— Start of Data rows —

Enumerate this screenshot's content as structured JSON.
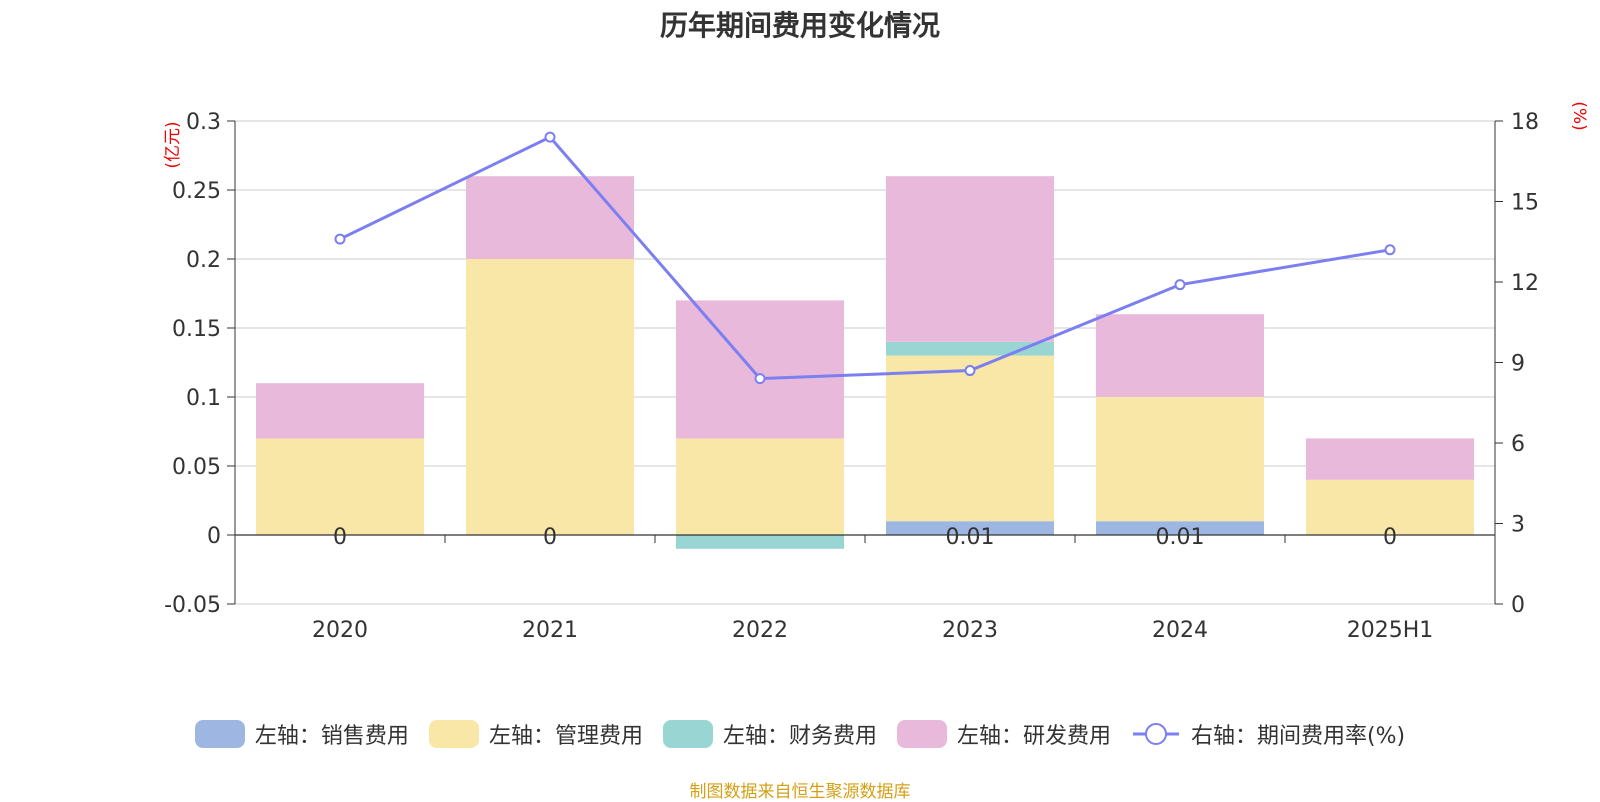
{
  "chart_data": {
    "type": "bar",
    "title": "历年期间费用变化情况",
    "categories": [
      "2020",
      "2021",
      "2022",
      "2023",
      "2024",
      "2025H1"
    ],
    "stacked": true,
    "series": [
      {
        "name": "左轴：销售费用",
        "axis": "left",
        "color": "#9db6e2",
        "values": [
          0,
          0,
          0,
          0.01,
          0.01,
          0
        ]
      },
      {
        "name": "左轴：管理费用",
        "axis": "left",
        "color": "#f8e7a6",
        "values": [
          0.07,
          0.2,
          0.07,
          0.12,
          0.09,
          0.04
        ]
      },
      {
        "name": "左轴：财务费用",
        "axis": "left",
        "color": "#99d5d3",
        "values": [
          0,
          0,
          -0.01,
          0.01,
          0,
          0
        ]
      },
      {
        "name": "左轴：研发费用",
        "axis": "left",
        "color": "#e8b9da",
        "values": [
          0.04,
          0.06,
          0.1,
          0.12,
          0.06,
          0.03
        ]
      }
    ],
    "line_series": [
      {
        "name": "右轴：期间费用率(%)",
        "axis": "right",
        "type": "line",
        "color": "#7b7ff0",
        "values": [
          13.6,
          17.4,
          8.4,
          8.7,
          11.9,
          13.2
        ]
      }
    ],
    "data_labels": [
      "0",
      "0",
      "",
      "0.01",
      "0.01",
      "0"
    ],
    "ylabel": "(亿元)",
    "ylabel_right": "(%)",
    "ylim": [
      -0.05,
      0.3
    ],
    "y_ticks": [
      "-0.05",
      "0",
      "0.05",
      "0.1",
      "0.15",
      "0.2",
      "0.25",
      "0.3"
    ],
    "ylim_right": [
      0,
      18
    ],
    "y_ticks_right": [
      "0",
      "3",
      "6",
      "9",
      "12",
      "15",
      "18"
    ],
    "grid": true,
    "legend_position": "bottom"
  },
  "source_text": "制图数据来自恒生聚源数据库"
}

— End of Data rows —

--- Direction ---
Search the records for the word "color". Copy every line that has it.

--- Result of the exercise ---
        "color": "#9db6e2",
        "color": "#f8e7a6",
        "color": "#99d5d3",
        "color": "#e8b9da",
        "color": "#7b7ff0",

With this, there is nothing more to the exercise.